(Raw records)
========================================

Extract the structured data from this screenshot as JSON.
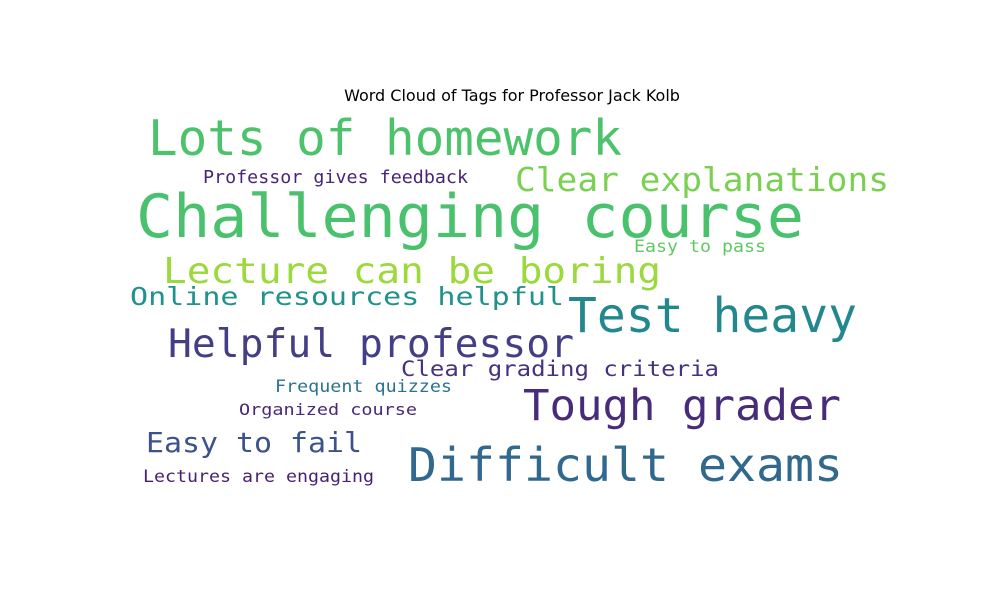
{
  "chart_data": {
    "type": "wordcloud",
    "title": "Word Cloud of Tags for Professor Jack Kolb",
    "words": [
      {
        "text": "Lots of homework",
        "color": "#4cc26b"
      },
      {
        "text": "Professor gives feedback",
        "color": "#482575"
      },
      {
        "text": "Clear explanations",
        "color": "#7ad151"
      },
      {
        "text": "Challenging course",
        "color": "#4ac16d"
      },
      {
        "text": "Easy to pass",
        "color": "#5ec962"
      },
      {
        "text": "Lecture can be boring",
        "color": "#9bd93c"
      },
      {
        "text": "Online resources helpful",
        "color": "#21918c"
      },
      {
        "text": "Test heavy",
        "color": "#23888e"
      },
      {
        "text": "Helpful professor",
        "color": "#433e85"
      },
      {
        "text": "Clear grading criteria",
        "color": "#46327e"
      },
      {
        "text": "Frequent quizzes",
        "color": "#2c728e"
      },
      {
        "text": "Tough grader",
        "color": "#472c7a"
      },
      {
        "text": "Organized course",
        "color": "#482878"
      },
      {
        "text": "Easy to fail",
        "color": "#3b528b"
      },
      {
        "text": "Difficult exams",
        "color": "#31688e"
      },
      {
        "text": "Lectures are engaging",
        "color": "#481f70"
      }
    ]
  }
}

========================================

*Required task*
Return each line exactly as written. Any picture gets left out.

*Worked solution*
Extract the structured data from this screenshot as JSON.
{
  "chart_data": {
    "type": "wordcloud",
    "title": "Word Cloud of Tags for Professor Jack Kolb",
    "words": [
      {
        "text": "Lots of homework",
        "color": "#4cc26b"
      },
      {
        "text": "Professor gives feedback",
        "color": "#482575"
      },
      {
        "text": "Clear explanations",
        "color": "#7ad151"
      },
      {
        "text": "Challenging course",
        "color": "#4ac16d"
      },
      {
        "text": "Easy to pass",
        "color": "#5ec962"
      },
      {
        "text": "Lecture can be boring",
        "color": "#9bd93c"
      },
      {
        "text": "Online resources helpful",
        "color": "#21918c"
      },
      {
        "text": "Test heavy",
        "color": "#23888e"
      },
      {
        "text": "Helpful professor",
        "color": "#433e85"
      },
      {
        "text": "Clear grading criteria",
        "color": "#46327e"
      },
      {
        "text": "Frequent quizzes",
        "color": "#2c728e"
      },
      {
        "text": "Tough grader",
        "color": "#472c7a"
      },
      {
        "text": "Organized course",
        "color": "#482878"
      },
      {
        "text": "Easy to fail",
        "color": "#3b528b"
      },
      {
        "text": "Difficult exams",
        "color": "#31688e"
      },
      {
        "text": "Lectures are engaging",
        "color": "#481f70"
      }
    ]
  }
}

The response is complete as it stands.